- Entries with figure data
■ ■ ■ ■
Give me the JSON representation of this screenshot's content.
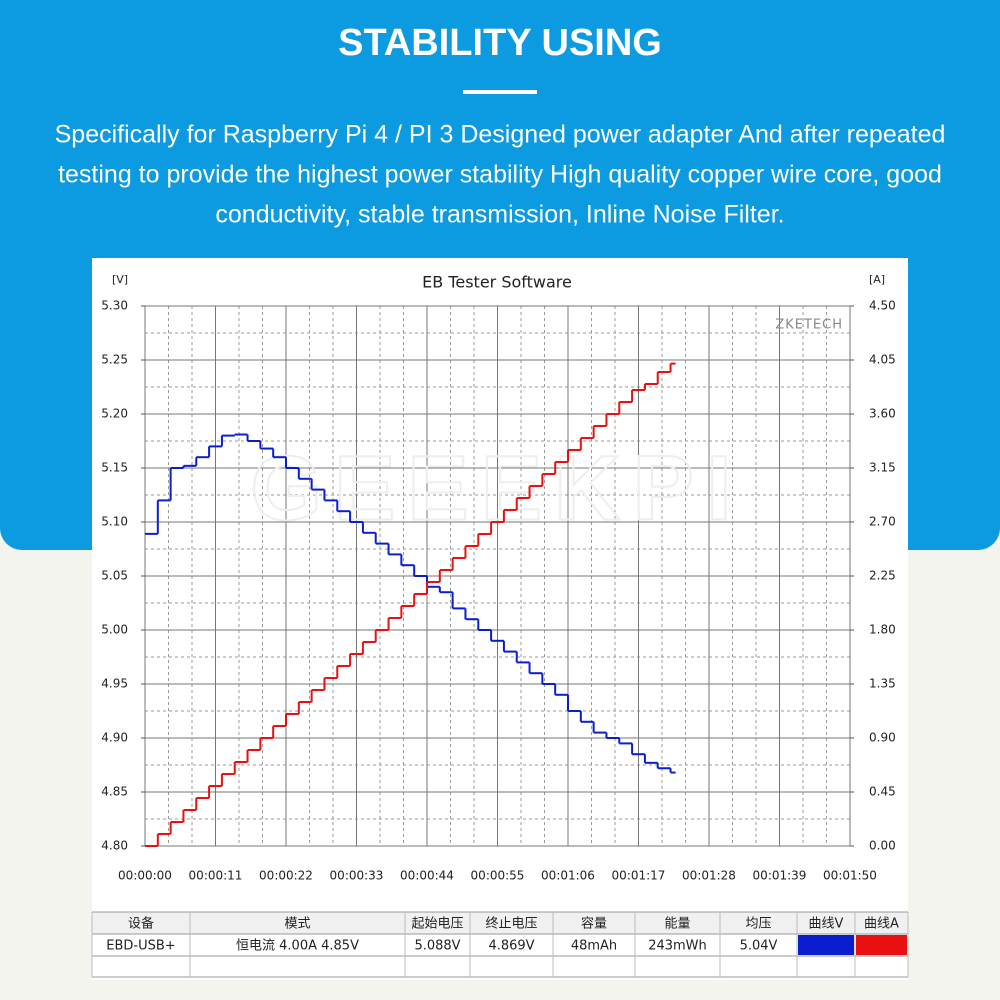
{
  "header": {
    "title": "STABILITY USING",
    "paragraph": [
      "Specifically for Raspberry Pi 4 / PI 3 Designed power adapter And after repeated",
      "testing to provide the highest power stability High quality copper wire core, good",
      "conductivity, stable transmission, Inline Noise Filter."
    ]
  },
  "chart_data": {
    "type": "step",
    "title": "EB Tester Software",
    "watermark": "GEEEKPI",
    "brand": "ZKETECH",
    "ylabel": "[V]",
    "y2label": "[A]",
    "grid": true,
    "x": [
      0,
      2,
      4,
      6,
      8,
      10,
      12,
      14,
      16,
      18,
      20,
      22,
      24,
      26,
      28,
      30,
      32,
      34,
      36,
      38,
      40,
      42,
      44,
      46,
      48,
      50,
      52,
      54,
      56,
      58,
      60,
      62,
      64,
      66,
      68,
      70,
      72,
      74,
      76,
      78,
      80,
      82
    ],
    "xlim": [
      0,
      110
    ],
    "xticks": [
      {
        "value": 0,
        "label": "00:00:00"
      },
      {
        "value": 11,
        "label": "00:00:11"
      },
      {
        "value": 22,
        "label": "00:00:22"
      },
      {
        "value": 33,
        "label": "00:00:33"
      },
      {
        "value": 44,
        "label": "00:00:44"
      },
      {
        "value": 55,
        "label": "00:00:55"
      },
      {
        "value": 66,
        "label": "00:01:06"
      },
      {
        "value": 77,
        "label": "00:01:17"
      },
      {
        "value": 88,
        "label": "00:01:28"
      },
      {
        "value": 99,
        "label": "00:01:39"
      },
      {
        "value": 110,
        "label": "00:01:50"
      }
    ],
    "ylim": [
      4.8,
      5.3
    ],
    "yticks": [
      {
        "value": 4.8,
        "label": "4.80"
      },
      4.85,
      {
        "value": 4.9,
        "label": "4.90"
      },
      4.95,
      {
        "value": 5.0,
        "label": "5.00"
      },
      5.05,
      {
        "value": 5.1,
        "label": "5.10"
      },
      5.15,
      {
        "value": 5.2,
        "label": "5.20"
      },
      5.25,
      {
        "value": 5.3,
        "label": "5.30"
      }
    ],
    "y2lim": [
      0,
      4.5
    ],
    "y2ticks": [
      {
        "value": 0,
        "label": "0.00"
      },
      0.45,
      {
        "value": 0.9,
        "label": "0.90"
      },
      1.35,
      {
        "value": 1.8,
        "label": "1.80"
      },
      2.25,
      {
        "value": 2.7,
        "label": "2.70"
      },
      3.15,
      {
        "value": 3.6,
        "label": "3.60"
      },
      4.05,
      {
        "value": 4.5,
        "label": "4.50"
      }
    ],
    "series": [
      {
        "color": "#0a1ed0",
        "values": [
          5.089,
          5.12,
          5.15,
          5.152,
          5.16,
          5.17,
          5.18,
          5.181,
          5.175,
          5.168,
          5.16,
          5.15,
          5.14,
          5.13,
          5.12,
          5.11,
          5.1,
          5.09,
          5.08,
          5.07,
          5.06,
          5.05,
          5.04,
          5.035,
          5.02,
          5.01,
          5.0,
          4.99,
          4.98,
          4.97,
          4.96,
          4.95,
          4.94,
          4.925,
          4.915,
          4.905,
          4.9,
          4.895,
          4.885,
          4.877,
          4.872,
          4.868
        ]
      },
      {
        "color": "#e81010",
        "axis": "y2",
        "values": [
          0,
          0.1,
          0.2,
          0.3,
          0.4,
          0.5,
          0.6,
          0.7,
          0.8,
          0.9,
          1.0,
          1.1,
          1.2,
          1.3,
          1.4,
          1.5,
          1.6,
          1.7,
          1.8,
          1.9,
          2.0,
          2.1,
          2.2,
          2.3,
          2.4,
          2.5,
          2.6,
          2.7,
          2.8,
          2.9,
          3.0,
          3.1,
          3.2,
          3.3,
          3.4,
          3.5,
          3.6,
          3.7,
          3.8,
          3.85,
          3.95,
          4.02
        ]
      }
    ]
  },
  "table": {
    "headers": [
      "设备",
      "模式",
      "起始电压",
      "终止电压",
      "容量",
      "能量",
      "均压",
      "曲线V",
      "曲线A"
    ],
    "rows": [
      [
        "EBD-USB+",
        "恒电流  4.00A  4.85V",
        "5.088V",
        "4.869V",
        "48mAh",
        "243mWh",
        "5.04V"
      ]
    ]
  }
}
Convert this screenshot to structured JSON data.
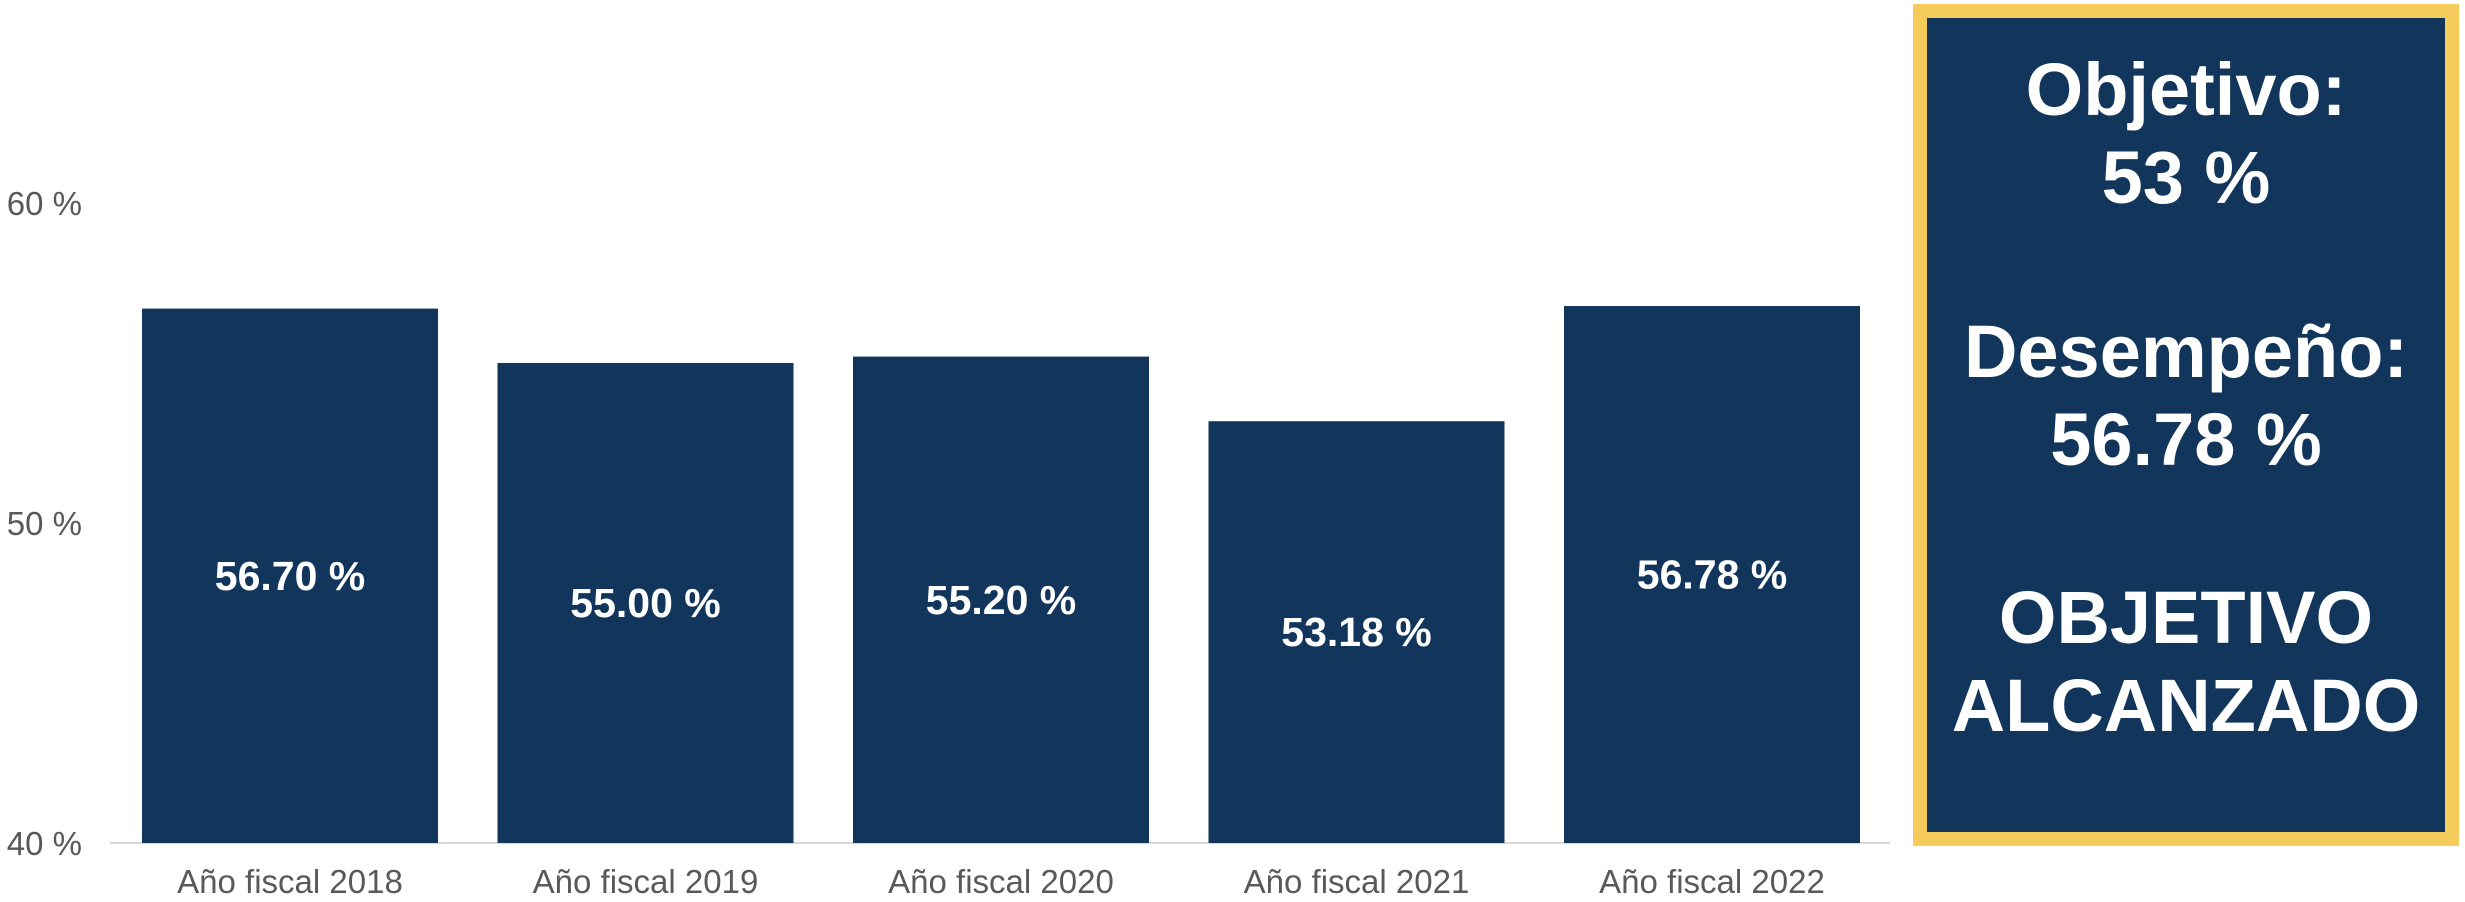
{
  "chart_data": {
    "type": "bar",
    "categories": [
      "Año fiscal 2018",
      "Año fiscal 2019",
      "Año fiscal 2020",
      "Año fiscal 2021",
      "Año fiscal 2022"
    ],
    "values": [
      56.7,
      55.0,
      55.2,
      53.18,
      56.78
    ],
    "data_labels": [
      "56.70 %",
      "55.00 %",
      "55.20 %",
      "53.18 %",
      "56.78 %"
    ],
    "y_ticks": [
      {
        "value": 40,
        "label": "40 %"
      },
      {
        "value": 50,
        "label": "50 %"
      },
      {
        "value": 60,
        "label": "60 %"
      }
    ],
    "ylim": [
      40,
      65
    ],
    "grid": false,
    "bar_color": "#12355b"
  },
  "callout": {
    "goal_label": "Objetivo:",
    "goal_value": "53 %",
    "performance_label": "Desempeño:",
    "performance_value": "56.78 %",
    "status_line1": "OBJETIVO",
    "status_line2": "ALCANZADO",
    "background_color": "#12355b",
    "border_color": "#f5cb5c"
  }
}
■ ■ ■ ■
- TASK DIRECTIONS
Do not include the images; transcribe the rest of the listing exactly.

- REPLY TO THE TASK
Give me the JSON representation of this screenshot's content.
{
  "header": {
    "title": "STABILITY USING",
    "paragraph": [
      "Specifically for Raspberry Pi 4 / PI 3 Designed power adapter And after repeated",
      "testing to provide the highest power stability High quality copper wire core, good",
      "conductivity, stable transmission, Inline Noise Filter."
    ]
  },
  "chart_data": {
    "type": "step",
    "title": "EB Tester Software",
    "watermark": "GEEEKPI",
    "brand": "ZKETECH",
    "ylabel": "[V]",
    "y2label": "[A]",
    "grid": true,
    "x": [
      0,
      2,
      4,
      6,
      8,
      10,
      12,
      14,
      16,
      18,
      20,
      22,
      24,
      26,
      28,
      30,
      32,
      34,
      36,
      38,
      40,
      42,
      44,
      46,
      48,
      50,
      52,
      54,
      56,
      58,
      60,
      62,
      64,
      66,
      68,
      70,
      72,
      74,
      76,
      78,
      80,
      82
    ],
    "xlim": [
      0,
      110
    ],
    "xticks": [
      {
        "value": 0,
        "label": "00:00:00"
      },
      {
        "value": 11,
        "label": "00:00:11"
      },
      {
        "value": 22,
        "label": "00:00:22"
      },
      {
        "value": 33,
        "label": "00:00:33"
      },
      {
        "value": 44,
        "label": "00:00:44"
      },
      {
        "value": 55,
        "label": "00:00:55"
      },
      {
        "value": 66,
        "label": "00:01:06"
      },
      {
        "value": 77,
        "label": "00:01:17"
      },
      {
        "value": 88,
        "label": "00:01:28"
      },
      {
        "value": 99,
        "label": "00:01:39"
      },
      {
        "value": 110,
        "label": "00:01:50"
      }
    ],
    "ylim": [
      4.8,
      5.3
    ],
    "yticks": [
      {
        "value": 4.8,
        "label": "4.80"
      },
      4.85,
      {
        "value": 4.9,
        "label": "4.90"
      },
      4.95,
      {
        "value": 5.0,
        "label": "5.00"
      },
      5.05,
      {
        "value": 5.1,
        "label": "5.10"
      },
      5.15,
      {
        "value": 5.2,
        "label": "5.20"
      },
      5.25,
      {
        "value": 5.3,
        "label": "5.30"
      }
    ],
    "y2lim": [
      0,
      4.5
    ],
    "y2ticks": [
      {
        "value": 0,
        "label": "0.00"
      },
      0.45,
      {
        "value": 0.9,
        "label": "0.90"
      },
      1.35,
      {
        "value": 1.8,
        "label": "1.80"
      },
      2.25,
      {
        "value": 2.7,
        "label": "2.70"
      },
      3.15,
      {
        "value": 3.6,
        "label": "3.60"
      },
      4.05,
      {
        "value": 4.5,
        "label": "4.50"
      }
    ],
    "series": [
      {
        "color": "#0a1ed0",
        "values": [
          5.089,
          5.12,
          5.15,
          5.152,
          5.16,
          5.17,
          5.18,
          5.181,
          5.175,
          5.168,
          5.16,
          5.15,
          5.14,
          5.13,
          5.12,
          5.11,
          5.1,
          5.09,
          5.08,
          5.07,
          5.06,
          5.05,
          5.04,
          5.035,
          5.02,
          5.01,
          5.0,
          4.99,
          4.98,
          4.97,
          4.96,
          4.95,
          4.94,
          4.925,
          4.915,
          4.905,
          4.9,
          4.895,
          4.885,
          4.877,
          4.872,
          4.868
        ]
      },
      {
        "color": "#e81010",
        "axis": "y2",
        "values": [
          0,
          0.1,
          0.2,
          0.3,
          0.4,
          0.5,
          0.6,
          0.7,
          0.8,
          0.9,
          1.0,
          1.1,
          1.2,
          1.3,
          1.4,
          1.5,
          1.6,
          1.7,
          1.8,
          1.9,
          2.0,
          2.1,
          2.2,
          2.3,
          2.4,
          2.5,
          2.6,
          2.7,
          2.8,
          2.9,
          3.0,
          3.1,
          3.2,
          3.3,
          3.4,
          3.5,
          3.6,
          3.7,
          3.8,
          3.85,
          3.95,
          4.02
        ]
      }
    ]
  },
  "table": {
    "headers": [
      "设备",
      "模式",
      "起始电压",
      "终止电压",
      "容量",
      "能量",
      "均压",
      "曲线V",
      "曲线A"
    ],
    "rows": [
      [
        "EBD-USB+",
        "恒电流  4.00A  4.85V",
        "5.088V",
        "4.869V",
        "48mAh",
        "243mWh",
        "5.04V"
      ]
    ]
  }
}
Convert this screenshot to structured JSON data.
{
  "chart_data": {
    "type": "bar",
    "categories": [
      "Año fiscal 2018",
      "Año fiscal 2019",
      "Año fiscal 2020",
      "Año fiscal 2021",
      "Año fiscal 2022"
    ],
    "values": [
      56.7,
      55.0,
      55.2,
      53.18,
      56.78
    ],
    "data_labels": [
      "56.70 %",
      "55.00 %",
      "55.20 %",
      "53.18 %",
      "56.78 %"
    ],
    "y_ticks": [
      {
        "value": 40,
        "label": "40 %"
      },
      {
        "value": 50,
        "label": "50 %"
      },
      {
        "value": 60,
        "label": "60 %"
      }
    ],
    "ylim": [
      40,
      65
    ],
    "grid": false,
    "bar_color": "#12355b"
  },
  "callout": {
    "goal_label": "Objetivo:",
    "goal_value": "53 %",
    "performance_label": "Desempeño:",
    "performance_value": "56.78 %",
    "status_line1": "OBJETIVO",
    "status_line2": "ALCANZADO",
    "background_color": "#12355b",
    "border_color": "#f5cb5c"
  }
}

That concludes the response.